§ SHORT EXERCISE:
Return the records in full, exactly as given.

§ WORKING DATA:
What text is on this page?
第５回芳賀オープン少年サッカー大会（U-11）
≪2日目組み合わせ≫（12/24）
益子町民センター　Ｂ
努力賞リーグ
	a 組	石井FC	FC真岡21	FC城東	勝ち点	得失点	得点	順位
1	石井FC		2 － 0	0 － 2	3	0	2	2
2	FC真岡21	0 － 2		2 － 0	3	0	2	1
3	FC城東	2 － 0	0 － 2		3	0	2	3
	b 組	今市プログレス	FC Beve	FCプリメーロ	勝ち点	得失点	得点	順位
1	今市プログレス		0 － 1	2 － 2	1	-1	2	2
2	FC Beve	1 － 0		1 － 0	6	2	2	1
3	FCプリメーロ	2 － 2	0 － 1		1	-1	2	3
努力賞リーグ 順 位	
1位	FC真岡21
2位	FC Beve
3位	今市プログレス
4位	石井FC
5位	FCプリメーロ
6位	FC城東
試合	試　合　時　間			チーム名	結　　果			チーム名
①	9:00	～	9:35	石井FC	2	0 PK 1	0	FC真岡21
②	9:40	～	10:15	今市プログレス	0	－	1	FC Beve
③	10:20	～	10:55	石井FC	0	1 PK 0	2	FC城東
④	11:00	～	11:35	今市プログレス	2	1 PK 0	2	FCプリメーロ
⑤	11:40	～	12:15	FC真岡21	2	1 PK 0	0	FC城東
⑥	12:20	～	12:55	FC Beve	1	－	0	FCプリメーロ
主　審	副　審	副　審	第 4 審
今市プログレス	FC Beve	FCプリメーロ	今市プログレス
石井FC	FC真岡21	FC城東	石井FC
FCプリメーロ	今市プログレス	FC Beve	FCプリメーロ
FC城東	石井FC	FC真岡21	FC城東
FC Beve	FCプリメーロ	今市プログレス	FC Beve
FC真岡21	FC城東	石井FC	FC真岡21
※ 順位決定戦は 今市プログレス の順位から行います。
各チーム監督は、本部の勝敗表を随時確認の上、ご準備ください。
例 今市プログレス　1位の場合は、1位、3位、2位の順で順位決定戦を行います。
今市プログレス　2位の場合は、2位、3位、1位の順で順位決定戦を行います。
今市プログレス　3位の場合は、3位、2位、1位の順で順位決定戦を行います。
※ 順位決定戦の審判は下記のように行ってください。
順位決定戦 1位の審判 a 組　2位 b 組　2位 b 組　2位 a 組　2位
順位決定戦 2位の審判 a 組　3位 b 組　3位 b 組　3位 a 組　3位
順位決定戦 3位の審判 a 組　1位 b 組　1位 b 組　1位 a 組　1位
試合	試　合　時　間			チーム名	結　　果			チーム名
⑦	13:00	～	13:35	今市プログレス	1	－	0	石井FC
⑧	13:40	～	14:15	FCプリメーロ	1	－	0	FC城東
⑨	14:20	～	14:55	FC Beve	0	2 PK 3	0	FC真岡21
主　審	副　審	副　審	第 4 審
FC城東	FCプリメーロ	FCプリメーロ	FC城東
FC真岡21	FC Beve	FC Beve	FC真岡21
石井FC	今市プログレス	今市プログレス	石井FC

§ REPLY:
What text is on this page?
第５回芳賀オープン少年サッカー大会（U-11）
≪2日目組み合わせ≫（12/24）
益子町民センター　Ｂ
努力賞リーグ
	a 組	石井FC	FC真岡21	FC城東	勝ち点	得失点	得点	順位
1	石井FC		2 － 0	0 － 2	3	0	2	2
2	FC真岡21	0 － 2		2 － 0	3	0	2	1
3	FC城東	2 － 0	0 － 2		3	0	2	3
	b 組	今市プログレス	FC Beve	FCプリメーロ	勝ち点	得失点	得点	順位
1	今市プログレス		0 － 1	2 － 2	1	-1	2	2
2	FC Beve	1 － 0		1 － 0	6	2	2	1
3	FCプリメーロ	2 － 2	0 － 1		1	-1	2	3
努力賞リーグ 順 位	
1位	FC真岡21
2位	FC Beve
3位	今市プログレス
4位	石井FC
5位	FCプリメーロ
6位	FC城東
試合	試　合　時　間			チーム名	結　　果			チーム名
①	9:00	～	9:35	石井FC	2	0 PK 1	0	FC真岡21
②	9:40	～	10:15	今市プログレス	0	－	1	FC Beve
③	10:20	～	10:55	石井FC	0	1 PK 0	2	FC城東
④	11:00	～	11:35	今市プログレス	2	1 PK 0	2	FCプリメーロ
⑤	11:40	～	12:15	FC真岡21	2	1 PK 0	0	FC城東
⑥	12:20	～	12:55	FC Beve	1	－	0	FCプリメーロ
主　審	副　審	副　審	第 4 審
今市プログレス	FC Beve	FCプリメーロ	今市プログレス
石井FC	FC真岡21	FC城東	石井FC
FCプリメーロ	今市プログレス	FC Beve	FCプリメーロ
FC城東	石井FC	FC真岡21	FC城東
FC Beve	FCプリメーロ	今市プログレス	FC Beve
FC真岡21	FC城東	石井FC	FC真岡21
※ 順位決定戦は 今市プログレス の順位から行います。
各チーム監督は、本部の勝敗表を随時確認の上、ご準備ください。
例 今市プログレス　1位の場合は、1位、3位、2位の順で順位決定戦を行います。
今市プログレス　2位の場合は、2位、3位、1位の順で順位決定戦を行います。
今市プログレス　3位の場合は、3位、2位、1位の順で順位決定戦を行います。
※ 順位決定戦の審判は下記のように行ってください。
順位決定戦 1位の審判 a 組　2位 b 組　2位 b 組　2位 a 組　2位
順位決定戦 2位の審判 a 組　3位 b 組　3位 b 組　3位 a 組　3位
順位決定戦 3位の審判 a 組　1位 b 組　1位 b 組　1位 a 組　1位
試合	試　合　時　間			チーム名	結　　果			チーム名
⑦	13:00	～	13:35	今市プログレス	1	－	0	石井FC
⑧	13:40	～	14:15	FCプリメーロ	1	－	0	FC城東
⑨	14:20	～	14:55	FC Beve	0	2 PK 3	0	FC真岡21
主　審	副　審	副　審	第 4 審
FC城東	FCプリメーロ	FCプリメーロ	FC城東
FC真岡21	FC Beve	FC Beve	FC真岡21
石井FC	今市プログレス	今市プログレス	石井FC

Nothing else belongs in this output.